* _Short exercise_:
For this exercise, copy out each line of the material below that includes "color".

───── Excerpted data

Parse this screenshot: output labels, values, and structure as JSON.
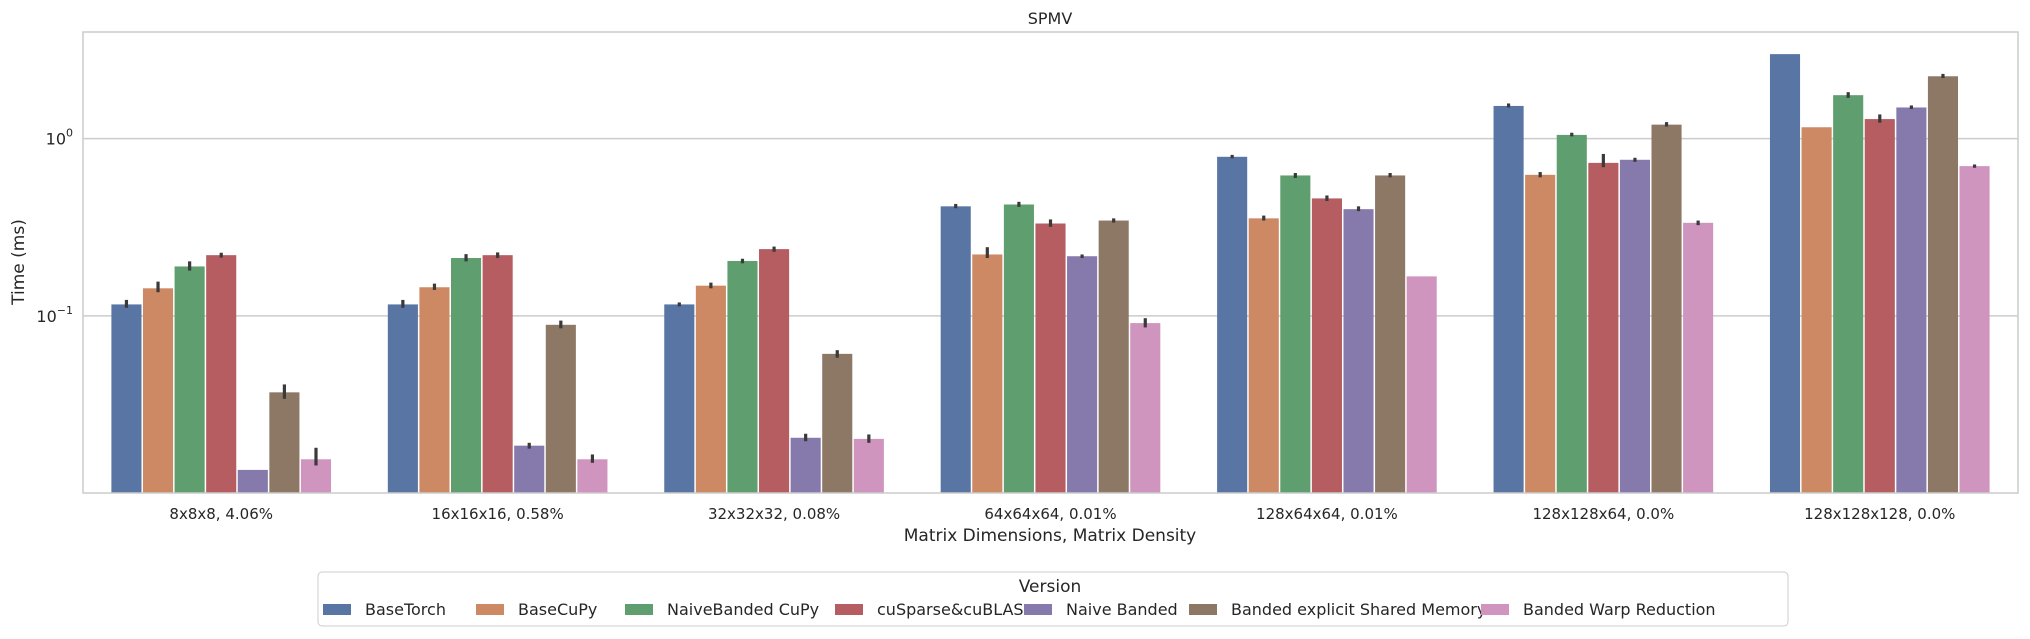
{
  "chart_data": {
    "type": "bar",
    "title": "SPMV",
    "xlabel": "Matrix Dimensions, Matrix Density",
    "ylabel": "Time (ms)",
    "yscale": "log",
    "ylim": [
      0.01,
      4.0
    ],
    "yticks": [
      {
        "value": 0.1,
        "base": "10",
        "exp": "−1"
      },
      {
        "value": 1.0,
        "base": "10",
        "exp": "0"
      }
    ],
    "grid": true,
    "legend_title": "Version",
    "legend_position": "bottom-center",
    "categories": [
      "8x8x8, 4.06%",
      "16x16x16, 0.58%",
      "32x32x32, 0.08%",
      "64x64x64, 0.01%",
      "128x64x64, 0.01%",
      "128x128x64, 0.0%",
      "128x128x128, 0.0%"
    ],
    "series": [
      {
        "name": "BaseTorch",
        "color": "#5975a4",
        "values": [
          0.116,
          0.116,
          0.116,
          0.415,
          0.79,
          1.53,
          3.0
        ],
        "err_low": [
          0.111,
          0.111,
          0.113,
          0.405,
          0.775,
          1.5,
          3.0
        ],
        "err_high": [
          0.123,
          0.123,
          0.119,
          0.428,
          0.81,
          1.58,
          3.0
        ]
      },
      {
        "name": "BaseCuPy",
        "color": "#cc8963",
        "values": [
          0.143,
          0.145,
          0.148,
          0.222,
          0.355,
          0.625,
          1.16
        ],
        "err_low": [
          0.136,
          0.14,
          0.143,
          0.212,
          0.345,
          0.605,
          1.16
        ],
        "err_high": [
          0.156,
          0.152,
          0.154,
          0.244,
          0.368,
          0.648,
          1.16
        ]
      },
      {
        "name": "NaiveBanded CuPy",
        "color": "#5f9e6e",
        "values": [
          0.19,
          0.212,
          0.204,
          0.425,
          0.62,
          1.05,
          1.76
        ],
        "err_low": [
          0.18,
          0.203,
          0.198,
          0.412,
          0.6,
          1.03,
          1.7
        ],
        "err_high": [
          0.203,
          0.223,
          0.21,
          0.44,
          0.64,
          1.08,
          1.83
        ]
      },
      {
        "name": "cuSparse&cuBLAS",
        "color": "#b55d60",
        "values": [
          0.22,
          0.22,
          0.238,
          0.332,
          0.46,
          0.73,
          1.29
        ],
        "err_low": [
          0.213,
          0.212,
          0.23,
          0.318,
          0.445,
          0.69,
          1.23
        ],
        "err_high": [
          0.227,
          0.228,
          0.246,
          0.35,
          0.478,
          0.82,
          1.37
        ]
      },
      {
        "name": "Naive Banded",
        "color": "#857aab",
        "values": [
          0.0135,
          0.0185,
          0.0205,
          0.217,
          0.4,
          0.76,
          1.5
        ],
        "err_low": [
          0.0135,
          0.0178,
          0.0196,
          0.212,
          0.39,
          0.74,
          1.47
        ],
        "err_high": [
          0.0135,
          0.0192,
          0.0216,
          0.222,
          0.415,
          0.78,
          1.54
        ]
      },
      {
        "name": "Banded explicit Shared Memory",
        "color": "#8d7866",
        "values": [
          0.037,
          0.089,
          0.061,
          0.345,
          0.62,
          1.2,
          2.25
        ],
        "err_low": [
          0.034,
          0.085,
          0.058,
          0.336,
          0.605,
          1.17,
          2.2
        ],
        "err_high": [
          0.041,
          0.094,
          0.064,
          0.355,
          0.64,
          1.24,
          2.32
        ]
      },
      {
        "name": "Banded Warp Reduction",
        "color": "#d095bf",
        "values": [
          0.0155,
          0.0155,
          0.0202,
          0.091,
          0.167,
          0.335,
          0.7
        ],
        "err_low": [
          0.0143,
          0.0148,
          0.0192,
          0.086,
          0.167,
          0.325,
          0.685
        ],
        "err_high": [
          0.018,
          0.0165,
          0.0214,
          0.097,
          0.167,
          0.345,
          0.715
        ]
      }
    ]
  }
}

──────────

* _Written answer_:
        "color": "#5975a4",
        "color": "#cc8963",
        "color": "#5f9e6e",
        "color": "#b55d60",
        "color": "#857aab",
        "color": "#8d7866",
        "color": "#d095bf",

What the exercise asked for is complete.